### Problem details
For the copy, please give all of the data again exactly and leave the pictures out.

### Data rows
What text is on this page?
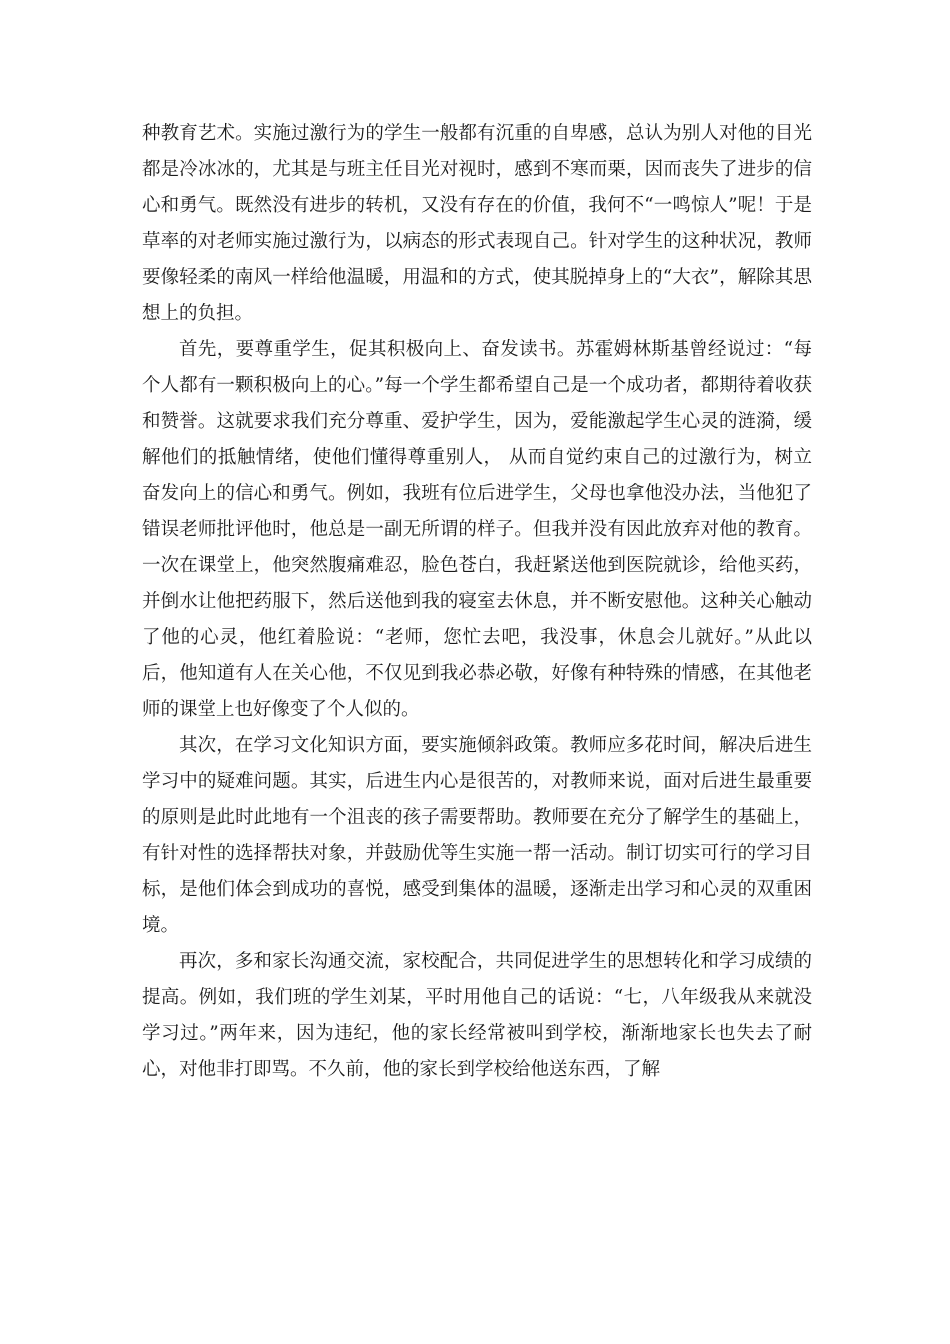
种教育艺术。实施过激行为的学生一般都有沉重的自卑感，总认为别人对他的目光都是冷冰冰的，尤其是与班主任目光对视时，感到不寒而栗，因而丧失了进步的信心和勇气。既然没有进步的转机，又没有存在的价值，我何不“一鸣惊人”呢！于是草率的对老师实施过激行为，以病态的形式表现自己。针对学生的这种状况，教师要像轻柔的南风一样给他温暖，用温和的方式，使其脱掉身上的“大衣”，解除其思想上的负担。

首先，要尊重学生，促其积极向上、奋发读书。苏霍姆林斯基曾经说过：“每个人都有一颗积极向上的心。”每一个学生都希望自己是一个成功者，都期待着收获和赞誉。这就要求我们充分尊重、爱护学生，因为，爱能激起学生心灵的涟漪，缓解他们的抵触情绪，使他们懂得尊重别人， 从而自觉约束自己的过激行为，树立奋发向上的信心和勇气。例如，我班有位后进学生，父母也拿他没办法，当他犯了错误老师批评他时，他总是一副无所谓的样子。但我并没有因此放弃对他的教育。一次在课堂上，他突然腹痛难忍，脸色苍白，我赶紧送他到医院就诊，给他买药，并倒水让他把药服下，然后送他到我的寝室去休息，并不断安慰他。这种关心触动了他的心灵，他红着脸说：“老师，您忙去吧，我没事，休息会儿就好。”从此以后，他知道有人在关心他，不仅见到我必恭必敬，好像有种特殊的情感，在其他老师的课堂上也好像变了个人似的。

其次，在学习文化知识方面，要实施倾斜政策。教师应多花时间，解决后进生学习中的疑难问题。其实，后进生内心是很苦的，对教师来说，面对后进生最重要的原则是此时此地有一个沮丧的孩子需要帮助。教师要在充分了解学生的基础上，有针对性的选择帮扶对象，并鼓励优等生实施一帮一活动。制订切实可行的学习目标，是他们体会到成功的喜悦，感受到集体的温暖，逐渐走出学习和心灵的双重困境。

再次，多和家长沟通交流，家校配合，共同促进学生的思想转化和学习成绩的提高。例如，我们班的学生刘某，平时用他自己的话说：“七，八年级我从来就没学习过。”两年来，因为违纪，他的家长经常被叫到学校，渐渐地家长也失去了耐心，对他非打即骂。不久前，他的家长到学校给他送东西，了解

### Final result
What text is on this page?
种教育艺术。实施过激行为的学生一般都有沉重的自卑感，总认为别人对他的目光都是冷冰冰的，尤其是与班主任目光对视时，感到不寒而栗，因而丧失了进步的信心和勇气。既然没有进步的转机，又没有存在的价值，我何不“一鸣惊人”呢！于是草率的对老师实施过激行为，以病态的形式表现自己。针对学生的这种状况，教师要像轻柔的南风一样给他温暖，用温和的方式，使其脱掉身上的“大衣”，解除其思想上的负担。

首先，要尊重学生，促其积极向上、奋发读书。苏霍姆林斯基曾经说过：“每个人都有一颗积极向上的心。”每一个学生都希望自己是一个成功者，都期待着收获和赞誉。这就要求我们充分尊重、爱护学生，因为，爱能激起学生心灵的涟漪，缓解他们的抵触情绪，使他们懂得尊重别人， 从而自觉约束自己的过激行为，树立奋发向上的信心和勇气。例如，我班有位后进学生，父母也拿他没办法，当他犯了错误老师批评他时，他总是一副无所谓的样子。但我并没有因此放弃对他的教育。一次在课堂上，他突然腹痛难忍，脸色苍白，我赶紧送他到医院就诊，给他买药，并倒水让他把药服下，然后送他到我的寝室去休息，并不断安慰他。这种关心触动了他的心灵，他红着脸说：“老师，您忙去吧，我没事，休息会儿就好。”从此以后，他知道有人在关心他，不仅见到我必恭必敬，好像有种特殊的情感，在其他老师的课堂上也好像变了个人似的。

其次，在学习文化知识方面，要实施倾斜政策。教师应多花时间，解决后进生学习中的疑难问题。其实，后进生内心是很苦的，对教师来说，面对后进生最重要的原则是此时此地有一个沮丧的孩子需要帮助。教师要在充分了解学生的基础上，有针对性的选择帮扶对象，并鼓励优等生实施一帮一活动。制订切实可行的学习目标，是他们体会到成功的喜悦，感受到集体的温暖，逐渐走出学习和心灵的双重困境。

再次，多和家长沟通交流，家校配合，共同促进学生的思想转化和学习成绩的提高。例如，我们班的学生刘某，平时用他自己的话说：“七，八年级我从来就没学习过。”两年来，因为违纪，他的家长经常被叫到学校，渐渐地家长也失去了耐心，对他非打即骂。不久前，他的家长到学校给他送东西，了解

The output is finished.